From the listing below, copy every line with the word "title".

******

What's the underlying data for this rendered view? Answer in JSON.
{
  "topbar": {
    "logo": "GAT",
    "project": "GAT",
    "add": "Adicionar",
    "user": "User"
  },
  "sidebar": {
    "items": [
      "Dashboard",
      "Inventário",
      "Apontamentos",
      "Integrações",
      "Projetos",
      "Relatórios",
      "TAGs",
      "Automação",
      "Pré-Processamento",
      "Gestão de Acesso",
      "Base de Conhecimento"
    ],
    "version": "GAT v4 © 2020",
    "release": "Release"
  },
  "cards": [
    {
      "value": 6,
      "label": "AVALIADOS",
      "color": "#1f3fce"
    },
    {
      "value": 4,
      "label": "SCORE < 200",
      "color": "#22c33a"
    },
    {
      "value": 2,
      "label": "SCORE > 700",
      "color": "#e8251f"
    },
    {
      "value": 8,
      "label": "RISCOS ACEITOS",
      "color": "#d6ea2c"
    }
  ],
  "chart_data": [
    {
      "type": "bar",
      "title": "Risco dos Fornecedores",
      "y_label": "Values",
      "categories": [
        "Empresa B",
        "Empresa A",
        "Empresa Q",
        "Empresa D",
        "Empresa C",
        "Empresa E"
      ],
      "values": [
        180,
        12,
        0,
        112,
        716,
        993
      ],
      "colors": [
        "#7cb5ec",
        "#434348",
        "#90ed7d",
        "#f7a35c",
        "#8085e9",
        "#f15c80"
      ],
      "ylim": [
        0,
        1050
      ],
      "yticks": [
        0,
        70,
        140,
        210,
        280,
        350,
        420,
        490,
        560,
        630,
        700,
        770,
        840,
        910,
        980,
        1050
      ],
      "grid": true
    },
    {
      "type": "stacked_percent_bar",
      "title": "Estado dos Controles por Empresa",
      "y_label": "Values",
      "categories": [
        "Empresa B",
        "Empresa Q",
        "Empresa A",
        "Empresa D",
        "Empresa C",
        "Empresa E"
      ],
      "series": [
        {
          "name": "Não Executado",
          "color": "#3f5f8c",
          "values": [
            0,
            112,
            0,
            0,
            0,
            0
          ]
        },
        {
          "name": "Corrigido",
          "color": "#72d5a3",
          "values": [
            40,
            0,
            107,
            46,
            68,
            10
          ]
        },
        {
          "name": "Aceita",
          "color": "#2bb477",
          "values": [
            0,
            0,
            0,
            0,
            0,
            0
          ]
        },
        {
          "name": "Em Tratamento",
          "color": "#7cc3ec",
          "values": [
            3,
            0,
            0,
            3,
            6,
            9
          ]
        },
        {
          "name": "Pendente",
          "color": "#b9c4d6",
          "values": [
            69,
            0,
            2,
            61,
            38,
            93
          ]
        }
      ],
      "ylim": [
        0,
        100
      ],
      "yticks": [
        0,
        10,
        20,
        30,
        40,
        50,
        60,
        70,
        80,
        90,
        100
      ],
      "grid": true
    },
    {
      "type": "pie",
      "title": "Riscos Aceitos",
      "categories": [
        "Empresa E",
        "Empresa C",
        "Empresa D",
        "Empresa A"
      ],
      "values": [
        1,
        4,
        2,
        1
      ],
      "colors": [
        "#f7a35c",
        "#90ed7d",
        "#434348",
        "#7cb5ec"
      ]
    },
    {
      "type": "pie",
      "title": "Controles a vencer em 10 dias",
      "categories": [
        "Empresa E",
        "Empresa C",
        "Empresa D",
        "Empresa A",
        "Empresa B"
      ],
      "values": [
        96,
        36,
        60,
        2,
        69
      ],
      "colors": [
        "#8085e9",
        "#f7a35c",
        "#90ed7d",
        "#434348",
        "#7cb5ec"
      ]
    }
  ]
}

******

# Worked answer
      "title": "Risco dos Fornecedores",
      "title": "Estado dos Controles por Empresa",
      "title": "Riscos Aceitos",
      "title": "Controles a vencer em 10 dias",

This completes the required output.